Print every record below exactly as written.

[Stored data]

---

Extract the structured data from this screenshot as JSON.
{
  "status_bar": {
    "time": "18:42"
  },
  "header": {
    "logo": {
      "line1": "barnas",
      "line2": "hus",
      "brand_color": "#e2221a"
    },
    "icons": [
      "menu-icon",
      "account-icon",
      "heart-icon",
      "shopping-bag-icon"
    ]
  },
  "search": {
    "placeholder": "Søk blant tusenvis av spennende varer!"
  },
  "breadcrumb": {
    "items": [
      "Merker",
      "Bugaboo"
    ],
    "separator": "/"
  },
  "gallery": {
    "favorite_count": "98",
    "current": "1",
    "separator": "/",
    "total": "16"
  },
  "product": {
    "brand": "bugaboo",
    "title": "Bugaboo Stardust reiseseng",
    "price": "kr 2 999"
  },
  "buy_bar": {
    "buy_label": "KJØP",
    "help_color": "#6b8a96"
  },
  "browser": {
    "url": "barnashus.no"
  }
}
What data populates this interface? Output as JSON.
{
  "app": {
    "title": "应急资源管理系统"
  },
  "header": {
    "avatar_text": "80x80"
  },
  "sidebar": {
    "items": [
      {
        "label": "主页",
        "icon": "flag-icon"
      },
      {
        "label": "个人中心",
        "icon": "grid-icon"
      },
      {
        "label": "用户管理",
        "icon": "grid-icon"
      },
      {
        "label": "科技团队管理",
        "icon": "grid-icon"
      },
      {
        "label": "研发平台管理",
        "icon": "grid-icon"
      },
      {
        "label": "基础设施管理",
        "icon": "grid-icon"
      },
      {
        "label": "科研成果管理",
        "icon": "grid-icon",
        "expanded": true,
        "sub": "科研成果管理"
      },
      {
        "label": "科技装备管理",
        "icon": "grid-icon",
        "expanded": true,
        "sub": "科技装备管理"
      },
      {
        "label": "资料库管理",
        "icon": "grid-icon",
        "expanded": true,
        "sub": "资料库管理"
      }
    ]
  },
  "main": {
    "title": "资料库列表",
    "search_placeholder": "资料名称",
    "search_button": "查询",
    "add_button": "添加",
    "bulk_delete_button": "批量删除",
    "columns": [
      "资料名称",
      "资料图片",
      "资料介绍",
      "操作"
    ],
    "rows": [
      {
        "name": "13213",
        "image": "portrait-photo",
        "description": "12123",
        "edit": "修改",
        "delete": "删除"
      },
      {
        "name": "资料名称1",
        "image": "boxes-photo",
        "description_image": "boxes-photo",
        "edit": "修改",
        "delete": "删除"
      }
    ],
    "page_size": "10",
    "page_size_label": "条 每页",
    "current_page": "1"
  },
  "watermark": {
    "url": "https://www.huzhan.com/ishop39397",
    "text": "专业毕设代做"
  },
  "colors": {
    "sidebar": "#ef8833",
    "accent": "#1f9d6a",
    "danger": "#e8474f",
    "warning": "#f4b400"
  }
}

---

## Response below
Extract the structured data from this screenshot as JSON.
{
  "status_bar": {
    "time": "18:42"
  },
  "header": {
    "logo": {
      "line1": "barnas",
      "line2": "hus",
      "brand_color": "#e2221a"
    },
    "icons": [
      "menu-icon",
      "account-icon",
      "heart-icon",
      "shopping-bag-icon"
    ]
  },
  "search": {
    "placeholder": "Søk blant tusenvis av spennende varer!"
  },
  "breadcrumb": {
    "items": [
      "Merker",
      "Bugaboo"
    ],
    "separator": "/"
  },
  "gallery": {
    "favorite_count": "98",
    "current": "1",
    "separator": "/",
    "total": "16"
  },
  "product": {
    "brand": "bugaboo",
    "title": "Bugaboo Stardust reiseseng",
    "price": "kr 2 999"
  },
  "buy_bar": {
    "buy_label": "KJØP",
    "help_color": "#6b8a96"
  },
  "browser": {
    "url": "barnashus.no"
  }
}
What data populates this interface? Output as JSON.
{
  "app": {
    "title": "应急资源管理系统"
  },
  "header": {
    "avatar_text": "80x80"
  },
  "sidebar": {
    "items": [
      {
        "label": "主页",
        "icon": "flag-icon"
      },
      {
        "label": "个人中心",
        "icon": "grid-icon"
      },
      {
        "label": "用户管理",
        "icon": "grid-icon"
      },
      {
        "label": "科技团队管理",
        "icon": "grid-icon"
      },
      {
        "label": "研发平台管理",
        "icon": "grid-icon"
      },
      {
        "label": "基础设施管理",
        "icon": "grid-icon"
      },
      {
        "label": "科研成果管理",
        "icon": "grid-icon",
        "expanded": true,
        "sub": "科研成果管理"
      },
      {
        "label": "科技装备管理",
        "icon": "grid-icon",
        "expanded": true,
        "sub": "科技装备管理"
      },
      {
        "label": "资料库管理",
        "icon": "grid-icon",
        "expanded": true,
        "sub": "资料库管理"
      }
    ]
  },
  "main": {
    "title": "资料库列表",
    "search_placeholder": "资料名称",
    "search_button": "查询",
    "add_button": "添加",
    "bulk_delete_button": "批量删除",
    "columns": [
      "资料名称",
      "资料图片",
      "资料介绍",
      "操作"
    ],
    "rows": [
      {
        "name": "13213",
        "image": "portrait-photo",
        "description": "12123",
        "edit": "修改",
        "delete": "删除"
      },
      {
        "name": "资料名称1",
        "image": "boxes-photo",
        "description_image": "boxes-photo",
        "edit": "修改",
        "delete": "删除"
      }
    ],
    "page_size": "10",
    "page_size_label": "条 每页",
    "current_page": "1"
  },
  "watermark": {
    "url": "https://www.huzhan.com/ishop39397",
    "text": "专业毕设代做"
  },
  "colors": {
    "sidebar": "#ef8833",
    "accent": "#1f9d6a",
    "danger": "#e8474f",
    "warning": "#f4b400"
  }
}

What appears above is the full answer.